Written instruction
In how many lines does the string "xlabel" appear? Answer with the number only.

+-------+

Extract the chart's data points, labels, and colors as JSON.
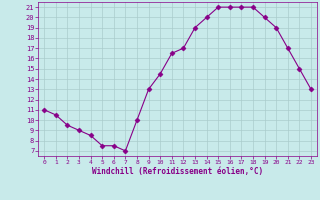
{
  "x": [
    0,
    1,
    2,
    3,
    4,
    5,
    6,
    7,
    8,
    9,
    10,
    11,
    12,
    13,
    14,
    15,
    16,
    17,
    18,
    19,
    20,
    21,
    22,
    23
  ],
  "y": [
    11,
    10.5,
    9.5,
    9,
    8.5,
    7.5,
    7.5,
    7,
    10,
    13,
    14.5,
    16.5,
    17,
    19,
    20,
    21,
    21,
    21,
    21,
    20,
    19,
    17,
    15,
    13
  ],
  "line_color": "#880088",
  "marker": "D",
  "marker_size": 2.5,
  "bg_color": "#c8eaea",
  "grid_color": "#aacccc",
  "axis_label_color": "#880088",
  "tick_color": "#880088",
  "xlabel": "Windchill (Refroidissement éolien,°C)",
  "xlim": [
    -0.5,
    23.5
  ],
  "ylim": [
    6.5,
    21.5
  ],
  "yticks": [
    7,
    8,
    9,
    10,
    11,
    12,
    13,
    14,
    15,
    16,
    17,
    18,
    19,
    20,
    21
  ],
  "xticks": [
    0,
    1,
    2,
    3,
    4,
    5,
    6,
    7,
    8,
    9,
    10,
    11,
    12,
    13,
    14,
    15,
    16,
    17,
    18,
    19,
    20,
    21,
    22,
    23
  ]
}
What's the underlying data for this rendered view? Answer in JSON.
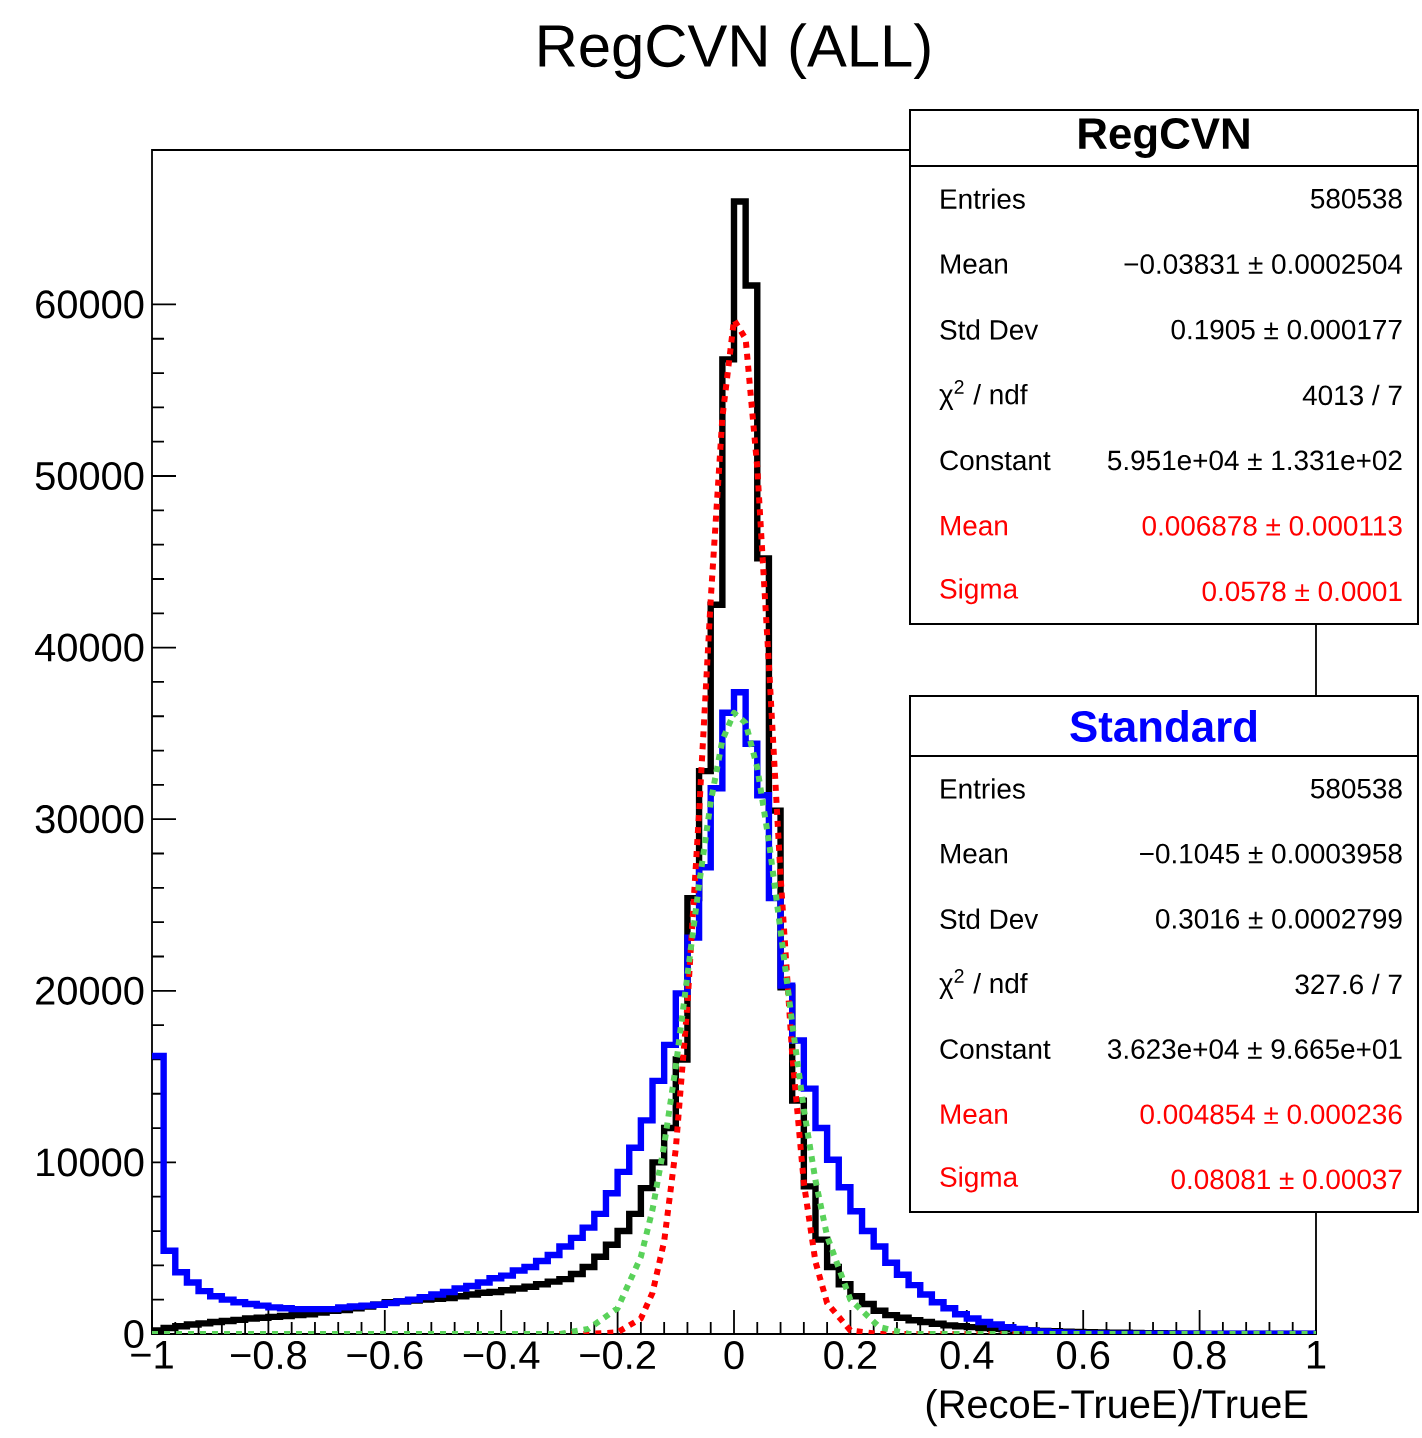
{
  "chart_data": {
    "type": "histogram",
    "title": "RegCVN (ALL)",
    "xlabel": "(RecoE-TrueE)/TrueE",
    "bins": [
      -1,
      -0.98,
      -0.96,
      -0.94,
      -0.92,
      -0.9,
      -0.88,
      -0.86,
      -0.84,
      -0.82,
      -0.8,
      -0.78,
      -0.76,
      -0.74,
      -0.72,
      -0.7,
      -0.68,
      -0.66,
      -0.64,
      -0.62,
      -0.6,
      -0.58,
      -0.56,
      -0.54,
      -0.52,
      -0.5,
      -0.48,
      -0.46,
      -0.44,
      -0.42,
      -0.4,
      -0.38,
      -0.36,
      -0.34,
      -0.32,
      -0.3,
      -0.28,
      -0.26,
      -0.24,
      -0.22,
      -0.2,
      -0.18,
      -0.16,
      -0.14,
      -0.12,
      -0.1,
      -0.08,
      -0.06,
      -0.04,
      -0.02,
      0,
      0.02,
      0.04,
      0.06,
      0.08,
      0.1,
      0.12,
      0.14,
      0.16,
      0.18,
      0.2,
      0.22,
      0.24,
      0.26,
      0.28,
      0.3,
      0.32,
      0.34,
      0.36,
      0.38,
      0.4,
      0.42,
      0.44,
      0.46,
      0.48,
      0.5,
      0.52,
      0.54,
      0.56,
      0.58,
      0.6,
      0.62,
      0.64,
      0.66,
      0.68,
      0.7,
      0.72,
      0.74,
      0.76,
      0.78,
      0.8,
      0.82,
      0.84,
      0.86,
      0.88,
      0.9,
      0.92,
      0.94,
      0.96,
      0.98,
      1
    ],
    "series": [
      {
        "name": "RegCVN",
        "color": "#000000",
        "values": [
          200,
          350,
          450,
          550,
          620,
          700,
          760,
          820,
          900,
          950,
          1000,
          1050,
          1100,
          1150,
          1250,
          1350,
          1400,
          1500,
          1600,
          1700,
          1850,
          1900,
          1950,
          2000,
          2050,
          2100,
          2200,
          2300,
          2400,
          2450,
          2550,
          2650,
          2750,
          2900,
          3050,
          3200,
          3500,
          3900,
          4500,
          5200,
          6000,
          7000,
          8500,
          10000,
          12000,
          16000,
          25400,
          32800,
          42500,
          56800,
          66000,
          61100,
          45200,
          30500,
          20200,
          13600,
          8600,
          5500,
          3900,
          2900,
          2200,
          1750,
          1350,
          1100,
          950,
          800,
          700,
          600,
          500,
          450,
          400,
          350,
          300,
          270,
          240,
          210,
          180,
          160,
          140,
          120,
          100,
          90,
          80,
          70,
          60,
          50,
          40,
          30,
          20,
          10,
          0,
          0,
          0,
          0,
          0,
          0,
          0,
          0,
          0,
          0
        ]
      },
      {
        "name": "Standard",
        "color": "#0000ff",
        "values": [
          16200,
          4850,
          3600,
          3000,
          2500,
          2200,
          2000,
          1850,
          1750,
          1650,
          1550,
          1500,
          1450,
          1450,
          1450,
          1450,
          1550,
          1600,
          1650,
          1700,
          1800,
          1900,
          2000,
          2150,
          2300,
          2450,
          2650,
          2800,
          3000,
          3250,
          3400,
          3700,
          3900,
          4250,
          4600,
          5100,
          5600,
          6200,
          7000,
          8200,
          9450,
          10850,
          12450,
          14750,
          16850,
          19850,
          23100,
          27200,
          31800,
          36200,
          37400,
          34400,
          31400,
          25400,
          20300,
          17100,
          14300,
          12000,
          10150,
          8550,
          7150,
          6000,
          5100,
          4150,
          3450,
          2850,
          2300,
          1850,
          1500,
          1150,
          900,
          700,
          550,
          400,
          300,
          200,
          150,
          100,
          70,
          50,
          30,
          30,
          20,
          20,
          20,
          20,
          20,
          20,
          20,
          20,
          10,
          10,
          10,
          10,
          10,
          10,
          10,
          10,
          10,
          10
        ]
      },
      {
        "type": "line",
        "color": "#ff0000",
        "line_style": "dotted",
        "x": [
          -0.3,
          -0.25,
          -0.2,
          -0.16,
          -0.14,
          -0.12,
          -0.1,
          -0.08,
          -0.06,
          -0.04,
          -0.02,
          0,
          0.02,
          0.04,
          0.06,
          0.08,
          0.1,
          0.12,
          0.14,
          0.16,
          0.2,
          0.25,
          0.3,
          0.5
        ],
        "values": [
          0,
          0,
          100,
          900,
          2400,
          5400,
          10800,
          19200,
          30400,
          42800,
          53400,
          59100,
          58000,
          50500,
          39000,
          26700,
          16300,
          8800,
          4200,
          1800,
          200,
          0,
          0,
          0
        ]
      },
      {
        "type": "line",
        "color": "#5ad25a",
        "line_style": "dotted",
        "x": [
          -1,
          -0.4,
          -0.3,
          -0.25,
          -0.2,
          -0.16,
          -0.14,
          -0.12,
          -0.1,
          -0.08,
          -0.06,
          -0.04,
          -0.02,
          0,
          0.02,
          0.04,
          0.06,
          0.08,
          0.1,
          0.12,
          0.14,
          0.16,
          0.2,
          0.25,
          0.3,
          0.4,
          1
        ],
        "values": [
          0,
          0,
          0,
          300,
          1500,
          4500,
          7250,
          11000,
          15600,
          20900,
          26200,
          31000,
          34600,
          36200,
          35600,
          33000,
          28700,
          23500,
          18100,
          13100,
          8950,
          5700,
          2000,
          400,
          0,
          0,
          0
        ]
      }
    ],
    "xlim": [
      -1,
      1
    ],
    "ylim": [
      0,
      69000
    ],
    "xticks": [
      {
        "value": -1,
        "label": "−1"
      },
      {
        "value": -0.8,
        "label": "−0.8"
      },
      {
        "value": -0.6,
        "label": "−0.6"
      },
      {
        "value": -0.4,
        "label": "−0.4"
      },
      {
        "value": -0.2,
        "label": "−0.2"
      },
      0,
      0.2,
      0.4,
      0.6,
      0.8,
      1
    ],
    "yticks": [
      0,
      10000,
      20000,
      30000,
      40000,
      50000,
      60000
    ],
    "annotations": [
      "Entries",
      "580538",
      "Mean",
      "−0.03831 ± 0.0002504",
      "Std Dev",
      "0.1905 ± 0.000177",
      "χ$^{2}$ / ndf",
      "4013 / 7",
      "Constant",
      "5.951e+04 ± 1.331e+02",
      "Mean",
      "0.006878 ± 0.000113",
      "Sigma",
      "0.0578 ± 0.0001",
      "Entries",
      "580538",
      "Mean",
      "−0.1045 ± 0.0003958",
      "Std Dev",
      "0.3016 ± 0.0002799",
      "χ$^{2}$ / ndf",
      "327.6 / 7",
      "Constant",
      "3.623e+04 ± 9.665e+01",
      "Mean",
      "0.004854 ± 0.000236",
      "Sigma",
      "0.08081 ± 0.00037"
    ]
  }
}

+-------+

Answer to the exercise
2